Aim:
Gather every line below where "caption" appears.

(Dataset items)
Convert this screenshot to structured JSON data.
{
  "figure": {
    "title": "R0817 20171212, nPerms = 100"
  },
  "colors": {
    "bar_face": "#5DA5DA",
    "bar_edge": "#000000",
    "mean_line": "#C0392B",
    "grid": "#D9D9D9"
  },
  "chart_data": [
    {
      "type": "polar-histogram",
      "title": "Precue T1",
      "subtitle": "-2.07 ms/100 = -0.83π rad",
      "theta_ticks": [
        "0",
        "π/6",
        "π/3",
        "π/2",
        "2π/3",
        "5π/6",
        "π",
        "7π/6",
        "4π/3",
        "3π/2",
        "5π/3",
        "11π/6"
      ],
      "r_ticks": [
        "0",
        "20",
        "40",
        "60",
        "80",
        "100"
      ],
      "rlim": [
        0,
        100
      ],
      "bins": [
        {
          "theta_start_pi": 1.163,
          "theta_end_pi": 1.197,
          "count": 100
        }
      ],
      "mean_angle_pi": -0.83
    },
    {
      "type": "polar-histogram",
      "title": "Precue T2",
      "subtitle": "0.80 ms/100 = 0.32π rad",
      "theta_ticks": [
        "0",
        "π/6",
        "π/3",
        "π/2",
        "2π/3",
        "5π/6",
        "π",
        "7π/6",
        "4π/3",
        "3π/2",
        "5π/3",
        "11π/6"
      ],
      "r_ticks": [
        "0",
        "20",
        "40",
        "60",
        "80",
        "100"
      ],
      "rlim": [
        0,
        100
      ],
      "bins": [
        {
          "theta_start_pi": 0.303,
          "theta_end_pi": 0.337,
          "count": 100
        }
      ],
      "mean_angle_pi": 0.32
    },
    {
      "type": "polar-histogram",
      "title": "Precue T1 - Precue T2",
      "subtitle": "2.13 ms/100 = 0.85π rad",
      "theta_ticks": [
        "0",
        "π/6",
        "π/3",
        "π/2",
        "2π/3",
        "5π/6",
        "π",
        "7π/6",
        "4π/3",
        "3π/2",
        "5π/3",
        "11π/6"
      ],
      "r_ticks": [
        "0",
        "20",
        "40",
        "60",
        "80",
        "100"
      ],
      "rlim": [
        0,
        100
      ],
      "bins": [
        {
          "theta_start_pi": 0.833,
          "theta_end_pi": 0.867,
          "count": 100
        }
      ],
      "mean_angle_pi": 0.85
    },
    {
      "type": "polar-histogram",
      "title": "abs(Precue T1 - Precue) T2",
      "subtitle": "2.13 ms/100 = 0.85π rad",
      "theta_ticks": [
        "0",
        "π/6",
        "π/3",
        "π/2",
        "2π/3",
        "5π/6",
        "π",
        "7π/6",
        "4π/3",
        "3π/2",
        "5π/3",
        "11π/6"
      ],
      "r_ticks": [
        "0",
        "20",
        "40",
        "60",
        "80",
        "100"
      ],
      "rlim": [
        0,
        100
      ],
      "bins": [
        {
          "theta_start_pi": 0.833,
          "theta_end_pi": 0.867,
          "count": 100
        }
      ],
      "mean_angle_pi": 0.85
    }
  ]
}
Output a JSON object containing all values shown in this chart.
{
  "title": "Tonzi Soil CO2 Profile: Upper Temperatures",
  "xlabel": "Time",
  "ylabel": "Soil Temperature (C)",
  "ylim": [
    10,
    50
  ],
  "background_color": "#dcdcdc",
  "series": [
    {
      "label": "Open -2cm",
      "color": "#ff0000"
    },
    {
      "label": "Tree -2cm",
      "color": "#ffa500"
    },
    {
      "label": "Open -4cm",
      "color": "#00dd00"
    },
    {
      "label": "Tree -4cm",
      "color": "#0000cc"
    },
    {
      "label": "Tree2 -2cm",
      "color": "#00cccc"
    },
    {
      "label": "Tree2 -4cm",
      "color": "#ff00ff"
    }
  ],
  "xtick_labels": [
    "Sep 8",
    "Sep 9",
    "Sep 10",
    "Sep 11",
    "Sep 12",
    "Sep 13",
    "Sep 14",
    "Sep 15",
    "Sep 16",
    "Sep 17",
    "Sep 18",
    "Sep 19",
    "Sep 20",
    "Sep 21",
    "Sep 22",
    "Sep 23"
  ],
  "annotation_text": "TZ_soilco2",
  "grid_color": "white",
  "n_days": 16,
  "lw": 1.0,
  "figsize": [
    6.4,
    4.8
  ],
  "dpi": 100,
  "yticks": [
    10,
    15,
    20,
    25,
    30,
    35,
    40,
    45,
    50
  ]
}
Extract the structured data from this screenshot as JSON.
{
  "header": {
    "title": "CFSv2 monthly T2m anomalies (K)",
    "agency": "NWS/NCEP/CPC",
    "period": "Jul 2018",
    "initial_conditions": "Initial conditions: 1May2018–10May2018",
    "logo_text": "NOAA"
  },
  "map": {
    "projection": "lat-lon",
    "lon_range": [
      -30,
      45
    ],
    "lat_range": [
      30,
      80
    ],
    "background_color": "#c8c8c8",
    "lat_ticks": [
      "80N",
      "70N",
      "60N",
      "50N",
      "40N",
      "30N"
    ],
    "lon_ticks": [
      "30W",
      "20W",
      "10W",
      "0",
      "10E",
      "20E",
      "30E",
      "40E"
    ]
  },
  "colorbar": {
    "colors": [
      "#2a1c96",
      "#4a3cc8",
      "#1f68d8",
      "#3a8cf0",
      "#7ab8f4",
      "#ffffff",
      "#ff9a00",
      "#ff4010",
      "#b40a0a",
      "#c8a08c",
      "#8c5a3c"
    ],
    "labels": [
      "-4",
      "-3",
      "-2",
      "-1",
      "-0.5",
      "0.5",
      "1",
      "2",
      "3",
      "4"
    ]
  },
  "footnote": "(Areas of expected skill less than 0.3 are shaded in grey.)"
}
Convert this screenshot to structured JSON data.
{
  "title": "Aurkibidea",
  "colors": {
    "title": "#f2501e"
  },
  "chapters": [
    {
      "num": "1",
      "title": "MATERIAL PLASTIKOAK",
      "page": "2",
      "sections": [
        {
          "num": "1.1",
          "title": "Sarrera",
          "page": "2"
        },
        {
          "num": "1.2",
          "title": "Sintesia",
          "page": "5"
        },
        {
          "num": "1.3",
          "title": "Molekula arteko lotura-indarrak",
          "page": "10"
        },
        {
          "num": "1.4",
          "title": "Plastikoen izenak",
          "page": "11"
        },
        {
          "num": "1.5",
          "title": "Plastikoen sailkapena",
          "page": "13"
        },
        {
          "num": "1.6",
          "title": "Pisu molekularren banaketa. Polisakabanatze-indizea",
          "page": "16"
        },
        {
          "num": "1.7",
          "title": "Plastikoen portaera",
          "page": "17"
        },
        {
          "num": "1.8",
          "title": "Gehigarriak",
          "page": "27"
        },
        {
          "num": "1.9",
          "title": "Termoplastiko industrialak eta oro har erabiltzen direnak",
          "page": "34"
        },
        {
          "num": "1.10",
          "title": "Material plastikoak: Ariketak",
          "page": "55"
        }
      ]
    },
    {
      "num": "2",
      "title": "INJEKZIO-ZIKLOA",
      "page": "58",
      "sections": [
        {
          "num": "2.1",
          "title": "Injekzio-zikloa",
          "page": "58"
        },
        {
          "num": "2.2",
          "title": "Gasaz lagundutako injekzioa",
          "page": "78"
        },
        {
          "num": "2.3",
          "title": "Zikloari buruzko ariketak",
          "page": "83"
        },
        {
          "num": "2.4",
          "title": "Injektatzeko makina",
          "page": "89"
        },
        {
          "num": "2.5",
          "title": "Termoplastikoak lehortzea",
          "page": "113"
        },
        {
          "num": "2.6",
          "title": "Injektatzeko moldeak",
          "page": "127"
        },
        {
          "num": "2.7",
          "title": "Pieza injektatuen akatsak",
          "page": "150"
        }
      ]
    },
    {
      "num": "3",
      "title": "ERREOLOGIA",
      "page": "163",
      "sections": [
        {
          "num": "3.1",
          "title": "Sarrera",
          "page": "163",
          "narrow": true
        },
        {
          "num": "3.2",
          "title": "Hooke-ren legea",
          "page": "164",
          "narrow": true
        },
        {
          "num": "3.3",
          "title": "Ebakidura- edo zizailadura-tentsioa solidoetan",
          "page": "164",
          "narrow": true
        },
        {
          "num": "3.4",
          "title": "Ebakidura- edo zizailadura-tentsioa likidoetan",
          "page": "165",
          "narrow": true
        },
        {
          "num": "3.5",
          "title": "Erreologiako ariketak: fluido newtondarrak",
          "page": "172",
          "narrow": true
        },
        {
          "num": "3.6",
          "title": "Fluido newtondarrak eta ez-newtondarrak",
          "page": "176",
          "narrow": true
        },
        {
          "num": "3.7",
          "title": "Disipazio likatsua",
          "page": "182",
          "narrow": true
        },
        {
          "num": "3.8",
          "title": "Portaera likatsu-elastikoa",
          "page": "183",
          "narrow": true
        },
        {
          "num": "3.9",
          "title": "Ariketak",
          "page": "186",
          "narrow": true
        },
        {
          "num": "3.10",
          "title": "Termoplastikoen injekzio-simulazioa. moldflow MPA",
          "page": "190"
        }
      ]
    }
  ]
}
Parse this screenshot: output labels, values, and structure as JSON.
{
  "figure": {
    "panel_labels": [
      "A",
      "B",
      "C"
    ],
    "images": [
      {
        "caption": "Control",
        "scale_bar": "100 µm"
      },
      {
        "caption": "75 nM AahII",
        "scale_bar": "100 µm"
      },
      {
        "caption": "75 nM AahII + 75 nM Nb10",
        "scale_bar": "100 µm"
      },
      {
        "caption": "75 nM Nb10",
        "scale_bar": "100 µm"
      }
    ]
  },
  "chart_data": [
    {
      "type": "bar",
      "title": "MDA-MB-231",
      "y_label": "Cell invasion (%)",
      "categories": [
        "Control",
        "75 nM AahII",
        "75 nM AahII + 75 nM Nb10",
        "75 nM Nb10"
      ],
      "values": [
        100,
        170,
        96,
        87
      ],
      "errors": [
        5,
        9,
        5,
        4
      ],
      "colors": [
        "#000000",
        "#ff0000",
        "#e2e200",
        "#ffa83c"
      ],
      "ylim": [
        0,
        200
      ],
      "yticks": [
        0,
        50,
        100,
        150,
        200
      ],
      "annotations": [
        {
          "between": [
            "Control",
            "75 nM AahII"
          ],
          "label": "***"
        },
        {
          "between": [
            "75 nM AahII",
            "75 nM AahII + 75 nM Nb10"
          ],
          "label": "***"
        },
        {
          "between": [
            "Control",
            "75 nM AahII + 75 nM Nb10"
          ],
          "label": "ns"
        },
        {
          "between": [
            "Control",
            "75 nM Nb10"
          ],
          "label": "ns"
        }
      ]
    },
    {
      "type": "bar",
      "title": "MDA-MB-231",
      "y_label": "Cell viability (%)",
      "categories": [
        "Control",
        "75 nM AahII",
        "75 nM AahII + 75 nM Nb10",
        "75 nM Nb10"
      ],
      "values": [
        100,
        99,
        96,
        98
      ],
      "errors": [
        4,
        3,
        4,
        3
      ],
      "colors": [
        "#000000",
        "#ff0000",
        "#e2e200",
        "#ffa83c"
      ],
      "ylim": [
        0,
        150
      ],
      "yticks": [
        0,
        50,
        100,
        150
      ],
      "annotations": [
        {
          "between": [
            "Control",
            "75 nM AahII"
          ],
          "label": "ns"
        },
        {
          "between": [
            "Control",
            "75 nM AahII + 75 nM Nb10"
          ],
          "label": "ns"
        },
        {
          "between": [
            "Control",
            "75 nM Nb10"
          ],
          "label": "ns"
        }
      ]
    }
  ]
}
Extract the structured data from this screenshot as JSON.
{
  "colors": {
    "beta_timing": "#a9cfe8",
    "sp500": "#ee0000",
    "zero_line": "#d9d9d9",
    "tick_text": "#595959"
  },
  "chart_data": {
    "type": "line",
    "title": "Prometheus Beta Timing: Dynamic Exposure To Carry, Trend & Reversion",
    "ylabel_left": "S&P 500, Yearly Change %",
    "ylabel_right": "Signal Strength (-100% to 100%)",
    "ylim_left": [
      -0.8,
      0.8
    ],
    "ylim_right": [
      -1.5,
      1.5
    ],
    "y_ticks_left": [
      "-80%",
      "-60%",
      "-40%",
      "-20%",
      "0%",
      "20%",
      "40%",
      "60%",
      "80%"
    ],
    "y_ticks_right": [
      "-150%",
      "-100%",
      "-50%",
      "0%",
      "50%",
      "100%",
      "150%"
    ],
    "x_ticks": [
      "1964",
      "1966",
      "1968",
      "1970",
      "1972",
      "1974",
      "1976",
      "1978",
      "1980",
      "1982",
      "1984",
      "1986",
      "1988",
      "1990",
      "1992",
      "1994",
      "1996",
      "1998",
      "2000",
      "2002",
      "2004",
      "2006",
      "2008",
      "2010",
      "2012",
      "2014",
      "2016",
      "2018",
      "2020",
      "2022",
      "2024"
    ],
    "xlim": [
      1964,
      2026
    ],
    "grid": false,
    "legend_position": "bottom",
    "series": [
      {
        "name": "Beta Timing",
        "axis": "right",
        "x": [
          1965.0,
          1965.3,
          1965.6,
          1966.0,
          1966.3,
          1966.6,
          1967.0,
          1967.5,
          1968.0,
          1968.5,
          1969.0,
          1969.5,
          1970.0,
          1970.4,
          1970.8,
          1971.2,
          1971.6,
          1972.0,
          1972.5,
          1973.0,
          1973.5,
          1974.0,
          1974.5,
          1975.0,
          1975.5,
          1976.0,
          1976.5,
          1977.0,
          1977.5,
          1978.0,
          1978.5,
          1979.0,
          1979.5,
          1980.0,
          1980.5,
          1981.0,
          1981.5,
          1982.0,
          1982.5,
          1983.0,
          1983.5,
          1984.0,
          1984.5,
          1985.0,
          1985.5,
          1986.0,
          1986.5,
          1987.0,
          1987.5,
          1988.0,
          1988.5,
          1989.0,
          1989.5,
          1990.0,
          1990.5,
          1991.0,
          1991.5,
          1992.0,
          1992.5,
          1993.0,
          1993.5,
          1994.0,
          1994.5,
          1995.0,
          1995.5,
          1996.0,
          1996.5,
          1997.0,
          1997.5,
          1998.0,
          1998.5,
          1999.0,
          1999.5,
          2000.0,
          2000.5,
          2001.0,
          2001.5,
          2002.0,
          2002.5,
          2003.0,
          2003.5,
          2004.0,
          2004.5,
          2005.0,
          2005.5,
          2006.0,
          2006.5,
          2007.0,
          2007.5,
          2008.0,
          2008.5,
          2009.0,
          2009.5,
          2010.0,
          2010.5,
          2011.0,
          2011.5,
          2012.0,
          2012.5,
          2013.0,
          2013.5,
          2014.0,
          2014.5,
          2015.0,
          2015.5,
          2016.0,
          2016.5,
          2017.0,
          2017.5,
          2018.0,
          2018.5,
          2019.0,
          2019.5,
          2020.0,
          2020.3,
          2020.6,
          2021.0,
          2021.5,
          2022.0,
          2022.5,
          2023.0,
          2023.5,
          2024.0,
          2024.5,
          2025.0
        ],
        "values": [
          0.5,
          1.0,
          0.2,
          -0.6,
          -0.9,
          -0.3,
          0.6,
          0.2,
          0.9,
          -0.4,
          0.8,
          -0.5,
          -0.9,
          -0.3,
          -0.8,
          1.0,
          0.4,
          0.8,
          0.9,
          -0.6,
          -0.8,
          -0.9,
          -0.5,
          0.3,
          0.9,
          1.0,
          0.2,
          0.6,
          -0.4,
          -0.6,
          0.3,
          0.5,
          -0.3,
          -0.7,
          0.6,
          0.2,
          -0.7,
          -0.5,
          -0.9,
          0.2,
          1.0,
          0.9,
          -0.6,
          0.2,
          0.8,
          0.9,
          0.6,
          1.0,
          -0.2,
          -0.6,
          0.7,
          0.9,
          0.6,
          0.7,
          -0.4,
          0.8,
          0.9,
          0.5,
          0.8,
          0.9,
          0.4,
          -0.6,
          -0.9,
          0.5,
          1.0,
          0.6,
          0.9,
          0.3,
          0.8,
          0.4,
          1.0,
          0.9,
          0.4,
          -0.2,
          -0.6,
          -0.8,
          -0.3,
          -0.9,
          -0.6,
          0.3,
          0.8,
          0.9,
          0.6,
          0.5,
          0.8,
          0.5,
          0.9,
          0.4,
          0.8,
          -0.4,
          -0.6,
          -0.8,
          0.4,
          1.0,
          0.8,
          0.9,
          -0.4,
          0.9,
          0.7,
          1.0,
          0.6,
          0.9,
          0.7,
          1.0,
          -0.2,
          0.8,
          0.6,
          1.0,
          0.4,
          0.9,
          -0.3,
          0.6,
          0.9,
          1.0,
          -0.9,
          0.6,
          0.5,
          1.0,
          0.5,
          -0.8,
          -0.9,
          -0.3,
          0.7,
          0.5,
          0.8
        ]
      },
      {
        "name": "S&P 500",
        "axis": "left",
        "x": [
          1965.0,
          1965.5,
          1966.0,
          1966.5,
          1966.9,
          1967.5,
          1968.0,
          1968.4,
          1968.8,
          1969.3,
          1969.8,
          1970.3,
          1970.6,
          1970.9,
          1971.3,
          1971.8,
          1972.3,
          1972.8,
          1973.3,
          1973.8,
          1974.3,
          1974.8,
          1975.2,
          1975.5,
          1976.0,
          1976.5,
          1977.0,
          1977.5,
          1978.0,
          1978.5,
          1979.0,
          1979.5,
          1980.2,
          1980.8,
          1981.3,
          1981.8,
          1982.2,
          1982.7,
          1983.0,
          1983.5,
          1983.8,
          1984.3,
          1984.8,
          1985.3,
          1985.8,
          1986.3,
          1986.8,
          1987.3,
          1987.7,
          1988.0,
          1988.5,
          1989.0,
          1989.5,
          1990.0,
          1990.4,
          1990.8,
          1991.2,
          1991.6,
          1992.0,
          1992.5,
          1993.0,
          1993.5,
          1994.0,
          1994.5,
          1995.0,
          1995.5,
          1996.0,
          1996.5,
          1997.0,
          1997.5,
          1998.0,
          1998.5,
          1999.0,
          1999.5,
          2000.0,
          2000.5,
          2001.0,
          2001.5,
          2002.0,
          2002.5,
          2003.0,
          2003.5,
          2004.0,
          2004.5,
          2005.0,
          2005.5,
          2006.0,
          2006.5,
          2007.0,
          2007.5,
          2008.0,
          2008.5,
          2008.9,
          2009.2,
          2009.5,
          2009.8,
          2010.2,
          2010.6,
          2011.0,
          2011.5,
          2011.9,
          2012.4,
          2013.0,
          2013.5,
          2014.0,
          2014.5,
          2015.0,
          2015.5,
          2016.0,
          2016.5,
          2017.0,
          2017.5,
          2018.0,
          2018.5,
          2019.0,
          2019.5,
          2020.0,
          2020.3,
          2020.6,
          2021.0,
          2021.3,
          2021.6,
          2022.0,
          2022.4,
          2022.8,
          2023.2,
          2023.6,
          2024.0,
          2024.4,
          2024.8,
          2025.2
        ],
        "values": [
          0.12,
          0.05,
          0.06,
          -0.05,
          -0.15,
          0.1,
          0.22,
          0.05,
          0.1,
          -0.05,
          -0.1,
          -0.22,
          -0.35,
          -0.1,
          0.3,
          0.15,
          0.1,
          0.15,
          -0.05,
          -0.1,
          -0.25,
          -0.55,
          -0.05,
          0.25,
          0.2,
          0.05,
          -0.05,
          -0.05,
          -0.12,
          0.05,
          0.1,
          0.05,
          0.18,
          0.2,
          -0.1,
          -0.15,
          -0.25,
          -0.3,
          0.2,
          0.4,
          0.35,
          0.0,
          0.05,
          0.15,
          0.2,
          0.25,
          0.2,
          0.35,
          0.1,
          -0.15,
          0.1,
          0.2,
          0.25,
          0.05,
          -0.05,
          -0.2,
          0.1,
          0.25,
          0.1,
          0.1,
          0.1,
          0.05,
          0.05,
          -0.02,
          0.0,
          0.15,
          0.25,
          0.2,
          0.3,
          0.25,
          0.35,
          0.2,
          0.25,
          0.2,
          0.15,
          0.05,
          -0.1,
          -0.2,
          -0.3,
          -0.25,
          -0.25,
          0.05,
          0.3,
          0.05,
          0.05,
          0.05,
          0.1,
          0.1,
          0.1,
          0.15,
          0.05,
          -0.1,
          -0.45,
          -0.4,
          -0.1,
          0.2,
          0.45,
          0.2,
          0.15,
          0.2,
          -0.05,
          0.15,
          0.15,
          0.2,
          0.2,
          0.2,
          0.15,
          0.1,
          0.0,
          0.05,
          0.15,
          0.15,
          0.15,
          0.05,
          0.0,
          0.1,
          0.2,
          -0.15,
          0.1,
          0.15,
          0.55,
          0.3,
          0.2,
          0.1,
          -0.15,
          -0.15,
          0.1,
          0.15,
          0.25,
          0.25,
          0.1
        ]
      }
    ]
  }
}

The answer:
        "caption": "Control",
        "caption": "75 nM AahII",
        "caption": "75 nM AahII + 75 nM Nb10",
        "caption": "75 nM Nb10",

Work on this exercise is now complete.